TASK TO COMPLETE: Wherever the word "由客户自定参数" shows up in a line, please copy that line.

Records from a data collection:
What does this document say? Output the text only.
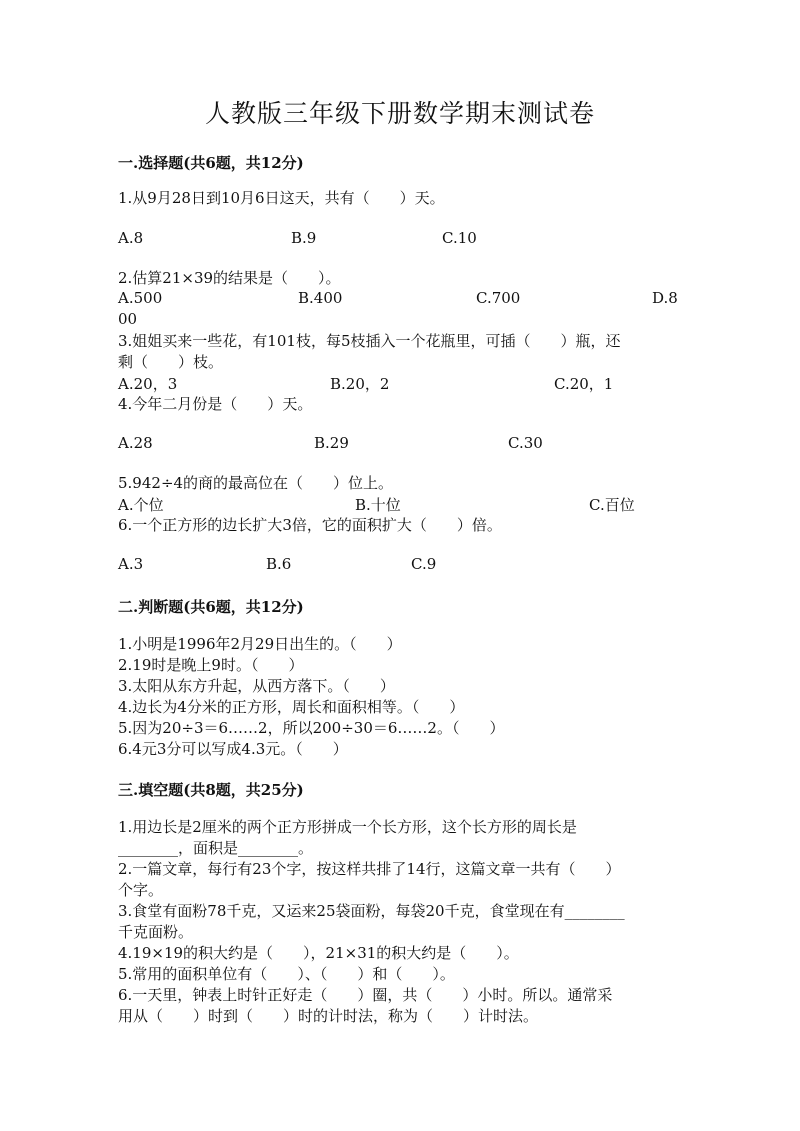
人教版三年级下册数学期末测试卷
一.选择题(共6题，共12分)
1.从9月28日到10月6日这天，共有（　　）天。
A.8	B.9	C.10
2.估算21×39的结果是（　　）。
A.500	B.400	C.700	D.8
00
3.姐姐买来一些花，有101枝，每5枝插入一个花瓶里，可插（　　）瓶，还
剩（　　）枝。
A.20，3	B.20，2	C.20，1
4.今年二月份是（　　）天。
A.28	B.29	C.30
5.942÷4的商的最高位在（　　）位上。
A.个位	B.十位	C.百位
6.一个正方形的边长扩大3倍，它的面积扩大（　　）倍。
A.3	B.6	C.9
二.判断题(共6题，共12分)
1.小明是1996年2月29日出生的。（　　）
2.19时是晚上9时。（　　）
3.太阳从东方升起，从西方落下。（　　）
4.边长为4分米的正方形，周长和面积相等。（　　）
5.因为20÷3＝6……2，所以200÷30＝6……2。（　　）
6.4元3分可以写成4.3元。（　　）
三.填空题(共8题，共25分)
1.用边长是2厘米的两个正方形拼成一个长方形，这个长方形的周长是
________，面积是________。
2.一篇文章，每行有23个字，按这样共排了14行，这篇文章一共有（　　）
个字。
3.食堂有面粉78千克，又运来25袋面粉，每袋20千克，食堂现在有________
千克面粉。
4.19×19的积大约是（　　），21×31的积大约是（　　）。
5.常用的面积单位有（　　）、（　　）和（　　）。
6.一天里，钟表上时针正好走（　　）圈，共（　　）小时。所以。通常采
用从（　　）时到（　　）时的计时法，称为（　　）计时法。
---
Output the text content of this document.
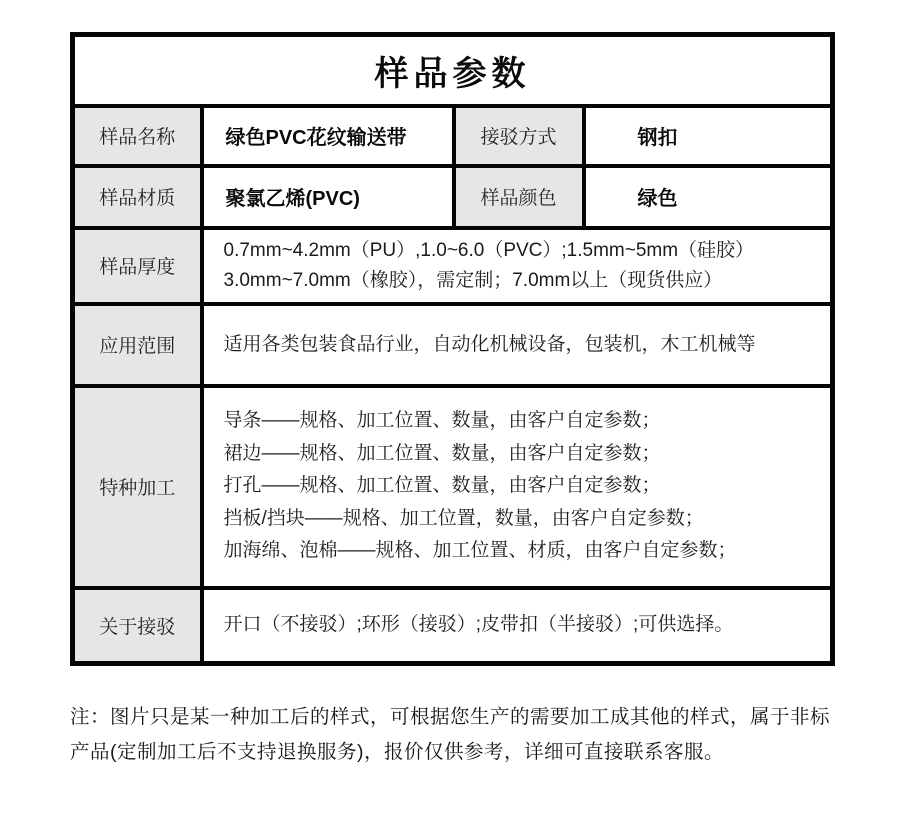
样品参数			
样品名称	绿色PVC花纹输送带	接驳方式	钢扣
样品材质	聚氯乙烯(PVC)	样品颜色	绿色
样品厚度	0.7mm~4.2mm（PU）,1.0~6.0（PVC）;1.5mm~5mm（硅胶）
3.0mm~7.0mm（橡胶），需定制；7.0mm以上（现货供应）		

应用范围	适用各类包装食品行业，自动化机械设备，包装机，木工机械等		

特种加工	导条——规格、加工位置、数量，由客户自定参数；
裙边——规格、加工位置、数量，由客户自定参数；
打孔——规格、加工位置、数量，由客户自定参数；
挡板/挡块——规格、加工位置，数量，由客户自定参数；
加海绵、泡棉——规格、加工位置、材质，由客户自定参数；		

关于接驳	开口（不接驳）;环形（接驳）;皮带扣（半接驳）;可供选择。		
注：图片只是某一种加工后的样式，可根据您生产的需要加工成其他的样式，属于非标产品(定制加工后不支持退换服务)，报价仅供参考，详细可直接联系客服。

RESULT OF THIS EXERCISE:
特种加工	导条——规格、加工位置、数量，由客户自定参数；
裙边——规格、加工位置、数量，由客户自定参数；
打孔——规格、加工位置、数量，由客户自定参数；
挡板/挡块——规格、加工位置，数量，由客户自定参数；
加海绵、泡棉——规格、加工位置、材质，由客户自定参数；		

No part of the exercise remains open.